#### AUFGABENSTELLUNG
Führe den Bericht über das angeblich doppelt verkaufte Watteau-Gemälde im Anschluss an seinen letzten Satz weiter.

#### TEXTAUSZUG

Kunst-Streit

Wurde ein wertvolles Watteau-Bild doppelt verkauft?

Das Haus Hohenzollern soll einer Untersuchung zufolge ein wertvolles Gemälde des Rokoko-Malers Antoine Watteau doppelt verkauft haben.

Berlin. Das Haus Hohenzollern soll einer neuen Untersuchung zufolge ein wertvolles Gemälde des französischen Rokoko-Malers Antoine Watteau von 1719 versehentlich doppelt verkauft haben. Wie der Kunsthistoriker Guido Hinterkeuser in seinem Buch „Das Berliner Schloss“ schreibt, kaufte der Preußische Staat das Bild „Die Einschiffung nach Kythera“ 1926 für 1,8 Millionen Reichsmark. 1983 habe die Berliner Schlösserverwaltung das Werk für 15 Millionen DM nochmals erworben, so der Autor. Offenbar sei der erste Verkauf während der Kriegs- und Nachkriegsjahre in Vergessenheit geraten.

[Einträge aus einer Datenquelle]
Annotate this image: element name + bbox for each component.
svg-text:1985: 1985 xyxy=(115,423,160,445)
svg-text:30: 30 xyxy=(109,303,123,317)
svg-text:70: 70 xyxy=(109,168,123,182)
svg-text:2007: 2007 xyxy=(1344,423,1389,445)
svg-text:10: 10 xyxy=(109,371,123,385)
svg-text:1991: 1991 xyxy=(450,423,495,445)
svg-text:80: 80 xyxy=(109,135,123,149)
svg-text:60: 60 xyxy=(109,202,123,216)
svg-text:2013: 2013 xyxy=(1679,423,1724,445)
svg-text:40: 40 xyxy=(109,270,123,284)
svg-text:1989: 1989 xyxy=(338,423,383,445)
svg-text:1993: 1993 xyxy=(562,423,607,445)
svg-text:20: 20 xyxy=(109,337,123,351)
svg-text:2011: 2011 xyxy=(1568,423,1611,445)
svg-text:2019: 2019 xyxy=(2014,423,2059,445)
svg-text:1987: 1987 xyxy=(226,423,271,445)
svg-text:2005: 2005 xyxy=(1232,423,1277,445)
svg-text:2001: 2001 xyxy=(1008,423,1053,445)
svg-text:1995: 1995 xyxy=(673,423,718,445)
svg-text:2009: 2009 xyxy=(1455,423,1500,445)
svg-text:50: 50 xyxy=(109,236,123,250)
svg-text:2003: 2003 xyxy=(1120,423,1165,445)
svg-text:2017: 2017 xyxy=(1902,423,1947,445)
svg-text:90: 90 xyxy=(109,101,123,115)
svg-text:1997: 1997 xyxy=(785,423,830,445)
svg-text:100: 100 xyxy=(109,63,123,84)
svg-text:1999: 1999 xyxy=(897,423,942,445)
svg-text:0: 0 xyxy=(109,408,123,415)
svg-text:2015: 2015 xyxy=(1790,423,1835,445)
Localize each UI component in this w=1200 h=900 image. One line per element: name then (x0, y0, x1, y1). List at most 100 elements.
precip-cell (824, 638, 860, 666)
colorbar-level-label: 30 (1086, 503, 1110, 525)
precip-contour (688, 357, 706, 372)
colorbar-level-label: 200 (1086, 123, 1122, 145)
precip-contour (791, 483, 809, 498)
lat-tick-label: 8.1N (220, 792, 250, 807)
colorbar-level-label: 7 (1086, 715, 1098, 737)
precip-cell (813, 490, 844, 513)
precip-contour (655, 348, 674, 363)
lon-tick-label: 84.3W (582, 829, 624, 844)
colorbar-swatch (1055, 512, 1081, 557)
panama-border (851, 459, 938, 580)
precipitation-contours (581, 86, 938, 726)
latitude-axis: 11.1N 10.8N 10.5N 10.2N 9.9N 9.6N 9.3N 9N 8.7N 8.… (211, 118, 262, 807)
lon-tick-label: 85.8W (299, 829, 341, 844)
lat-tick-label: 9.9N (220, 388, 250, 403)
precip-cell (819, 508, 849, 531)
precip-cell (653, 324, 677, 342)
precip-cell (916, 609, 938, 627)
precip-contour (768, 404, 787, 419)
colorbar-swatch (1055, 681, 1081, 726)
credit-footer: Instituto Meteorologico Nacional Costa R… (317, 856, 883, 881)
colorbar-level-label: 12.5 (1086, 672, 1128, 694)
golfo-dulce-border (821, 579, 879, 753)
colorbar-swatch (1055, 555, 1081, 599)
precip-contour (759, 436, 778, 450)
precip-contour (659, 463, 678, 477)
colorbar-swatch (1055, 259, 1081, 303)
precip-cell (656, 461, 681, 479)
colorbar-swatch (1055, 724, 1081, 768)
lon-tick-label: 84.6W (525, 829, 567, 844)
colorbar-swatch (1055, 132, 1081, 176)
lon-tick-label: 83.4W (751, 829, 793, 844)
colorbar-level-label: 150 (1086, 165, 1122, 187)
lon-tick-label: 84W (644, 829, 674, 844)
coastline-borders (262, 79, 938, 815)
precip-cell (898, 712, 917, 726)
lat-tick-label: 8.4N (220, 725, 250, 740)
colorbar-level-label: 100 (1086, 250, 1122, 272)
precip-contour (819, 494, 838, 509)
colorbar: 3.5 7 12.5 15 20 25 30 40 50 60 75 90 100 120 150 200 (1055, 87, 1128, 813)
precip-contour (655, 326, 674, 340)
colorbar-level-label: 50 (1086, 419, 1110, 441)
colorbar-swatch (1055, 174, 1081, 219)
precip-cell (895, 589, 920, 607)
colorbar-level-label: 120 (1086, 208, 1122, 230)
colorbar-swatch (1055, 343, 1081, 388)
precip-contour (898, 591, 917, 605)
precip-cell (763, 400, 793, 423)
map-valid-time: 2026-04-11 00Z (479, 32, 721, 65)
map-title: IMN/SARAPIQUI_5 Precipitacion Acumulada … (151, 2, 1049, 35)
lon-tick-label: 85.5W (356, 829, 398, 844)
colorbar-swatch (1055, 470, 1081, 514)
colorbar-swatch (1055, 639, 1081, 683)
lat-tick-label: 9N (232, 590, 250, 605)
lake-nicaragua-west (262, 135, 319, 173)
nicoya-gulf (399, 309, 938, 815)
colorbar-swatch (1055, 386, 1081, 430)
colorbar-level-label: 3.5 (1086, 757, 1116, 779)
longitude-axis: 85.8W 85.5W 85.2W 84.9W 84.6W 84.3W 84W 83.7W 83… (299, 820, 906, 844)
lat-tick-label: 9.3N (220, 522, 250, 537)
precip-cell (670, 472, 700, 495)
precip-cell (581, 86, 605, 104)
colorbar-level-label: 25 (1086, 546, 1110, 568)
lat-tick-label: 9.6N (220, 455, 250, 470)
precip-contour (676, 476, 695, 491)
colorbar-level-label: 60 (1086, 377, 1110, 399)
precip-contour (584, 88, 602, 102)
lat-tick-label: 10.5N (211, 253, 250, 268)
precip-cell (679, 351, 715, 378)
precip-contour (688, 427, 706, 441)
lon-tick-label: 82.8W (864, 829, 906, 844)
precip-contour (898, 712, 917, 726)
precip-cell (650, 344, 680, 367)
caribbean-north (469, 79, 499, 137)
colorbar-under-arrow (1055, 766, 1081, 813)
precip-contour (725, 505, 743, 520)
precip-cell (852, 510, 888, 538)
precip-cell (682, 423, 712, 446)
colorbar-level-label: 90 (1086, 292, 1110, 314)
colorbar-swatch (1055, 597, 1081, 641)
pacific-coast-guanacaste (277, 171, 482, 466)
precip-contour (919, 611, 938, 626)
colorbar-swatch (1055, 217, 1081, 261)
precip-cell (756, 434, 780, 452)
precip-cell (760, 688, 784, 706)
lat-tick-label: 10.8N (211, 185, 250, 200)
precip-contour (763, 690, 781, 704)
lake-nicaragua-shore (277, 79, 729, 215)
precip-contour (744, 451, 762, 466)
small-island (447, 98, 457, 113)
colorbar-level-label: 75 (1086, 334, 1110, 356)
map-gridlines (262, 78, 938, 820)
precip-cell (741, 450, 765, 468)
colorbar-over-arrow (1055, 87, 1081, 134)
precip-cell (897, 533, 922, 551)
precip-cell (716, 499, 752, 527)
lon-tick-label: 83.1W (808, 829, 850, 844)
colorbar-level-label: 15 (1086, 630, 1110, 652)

#### MUSTERLÖSUNG
Der Vertreter des Hauses Hohenzollern und Urenkel des letzten deutschen Kaisers, Georg Friedrich Prinz von Preußen, hatte gegen das Buch geklagt. Das Berliner Landgericht wies die Beschwerde jetzt ab, wie der Anwalt des Autors, Christian Christiani, mitteilte. Dem Prinzen sei in dem Buch „keinerlei unmittelbare Mitwirkung“ an dem Vorkaufsvorgang zugeschrieben worden, befanden die Richter laut schriftlichem Urteil. Christiani nannte die Klage einen „Einschüchterungsversuch“ gegenüber einer gut recherchierten wissenschaftlichen Ansicht.

Die Stiftung Preußische Schlösser und Gärten, der das Bild heute gehört, hatte eigenen Angaben zufolge mit dem Erwerb nichts zu tun. Der Ankauf sei 1983 über den Freundeskreis erfolgt, erklärte ein Sprecher am Montag auf Anfrage. Die Geschäftsführerin des Freundeskreises, Heike Rohde-Siebel, wollte keine Stellung nehmen. „Das Buch ist für uns Anlass, die Frage zunächst intern zu klären“, sagte sie.